### Input data
** start **
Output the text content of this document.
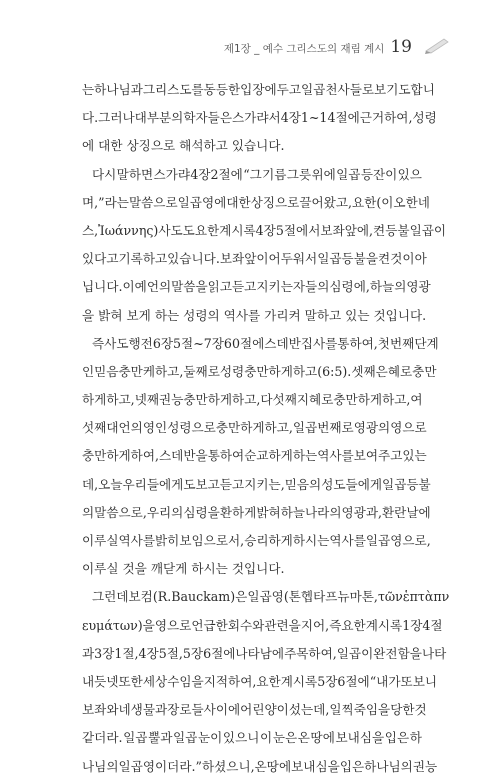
제1장 _ 예수 그리스도의 재림 계시 19
는 하나님과 그리스도를 동등한 입장에 두고 일곱 천사들로 보기도합니
다. 그러나 대부분의 학자들은 스가랴서 4장1~14절에 근거하여, 성령
에 대한 상징으로 해석하고 있습니다.
다시 말하면 스가랴 4장2절에 “그 기름 그릇 위에 일곱 등잔이 있으
며,”라는 말씀으로 일곱 영에 대한 상징으로 끌어 왔고, 요한(이오한네
스, Ἰωάννης) 사도도 요한계시록 4장5절에서 보좌 앞에, 켠 등불 일곱이
있다고 기록하고 있습니다. 보좌 앞이 어두워서 일곱 등불을 켠 것이 아
닙니다. 이 예언의 말씀을 읽고 듣고 지키는 자들의 심령에, 하늘의 영광
을 밝혀 보게 하는 성령의 역사를 가리켜 말하고 있는 것입니다.
즉 사도행전 6장5절~7장60절에 스데반 집사를 통하여, 첫 번째 단계
인 믿음 충만케 하고, 둘째로 성령 충만하게 하고(6:5). 셋째 은혜로 충만
하게 하고, 넷째 권능 충만하게 하고, 다섯째 지혜로 충만하게 하고, 여
섯째 대언의 영인 성령으로 충만하게 하고, 일곱 번째로 영광의 영으로
충만하게 하여, 스데반을 통하여 순교하게 하는 역사를 보여주고 있는
데, 오늘 우리들에게도 보고 듣고 지키는, 믿음의 성도들에게 일곱 등불
의 말씀으로, 우리의 심령을 환하게 밝혀 하늘나라의 영광과, 환란 날에
이루실 역사를 밝히 보임으로서, 승리하게 하시는 역사를 일곱 영으로,
이루실 것을 깨닫게 하시는 것입니다.
그런데 보컴(R. Bauckam)은 일곱 영(톤 헵타 프뉴마톤, τῶν ἑπτὰ πν
ευμάτων)을 영으로 언급한 회수와 관련을 지어, 즉 요한계시록 1장4절
과 3장1절, 4장5절, 5장6절에 나타남에 주목하여, 일곱이 완전함을 나타
내듯 넷 또한 세상 수임을 지적하여, 요한계시록 5장6절에 “내가 또 보니
보좌와 네 생물과 장로들 사이에 어린양이 섰는데, 일찍 죽임을 당한 것
같더라. 일곱 뿔과 일곱 눈이 있으니 이 눈은 온 땅에 보내심을 입은 하
나님의 일곱 영이더라.” 하셨으니, 온 땅에 보내심을 입은 하나님의 권능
** end **
Pictures in the data above should not be copied; transcribe everything else exactly.

### Written answer
Output the text content of this document.
제1장 _ 예수 그리스도의 재림 계시 19
는 하나님과 그리스도를 동등한 입장에 두고 일곱 천사들로 보기도합니
다. 그러나 대부분의 학자들은 스가랴서 4장1~14절에 근거하여, 성령
에 대한 상징으로 해석하고 있습니다.
다시 말하면 스가랴 4장2절에 “그 기름 그릇 위에 일곱 등잔이 있으
며,”라는 말씀으로 일곱 영에 대한 상징으로 끌어 왔고, 요한(이오한네
스, Ἰωάννης) 사도도 요한계시록 4장5절에서 보좌 앞에, 켠 등불 일곱이
있다고 기록하고 있습니다. 보좌 앞이 어두워서 일곱 등불을 켠 것이 아
닙니다. 이 예언의 말씀을 읽고 듣고 지키는 자들의 심령에, 하늘의 영광
을 밝혀 보게 하는 성령의 역사를 가리켜 말하고 있는 것입니다.
즉 사도행전 6장5절~7장60절에 스데반 집사를 통하여, 첫 번째 단계
인 믿음 충만케 하고, 둘째로 성령 충만하게 하고(6:5). 셋째 은혜로 충만
하게 하고, 넷째 권능 충만하게 하고, 다섯째 지혜로 충만하게 하고, 여
섯째 대언의 영인 성령으로 충만하게 하고, 일곱 번째로 영광의 영으로
충만하게 하여, 스데반을 통하여 순교하게 하는 역사를 보여주고 있는
데, 오늘 우리들에게도 보고 듣고 지키는, 믿음의 성도들에게 일곱 등불
의 말씀으로, 우리의 심령을 환하게 밝혀 하늘나라의 영광과, 환란 날에
이루실 역사를 밝히 보임으로서, 승리하게 하시는 역사를 일곱 영으로,
이루실 것을 깨닫게 하시는 것입니다.
그런데 보컴(R. Bauckam)은 일곱 영(톤 헵타 프뉴마톤, τῶν ἑπτὰ πν
ευμάτων)을 영으로 언급한 회수와 관련을 지어, 즉 요한계시록 1장4절
과 3장1절, 4장5절, 5장6절에 나타남에 주목하여, 일곱이 완전함을 나타
내듯 넷 또한 세상 수임을 지적하여, 요한계시록 5장6절에 “내가 또 보니
보좌와 네 생물과 장로들 사이에 어린양이 섰는데, 일찍 죽임을 당한 것
같더라. 일곱 뿔과 일곱 눈이 있으니 이 눈은 온 땅에 보내심을 입은 하
나님의 일곱 영이더라.” 하셨으니, 온 땅에 보내심을 입은 하나님의 권능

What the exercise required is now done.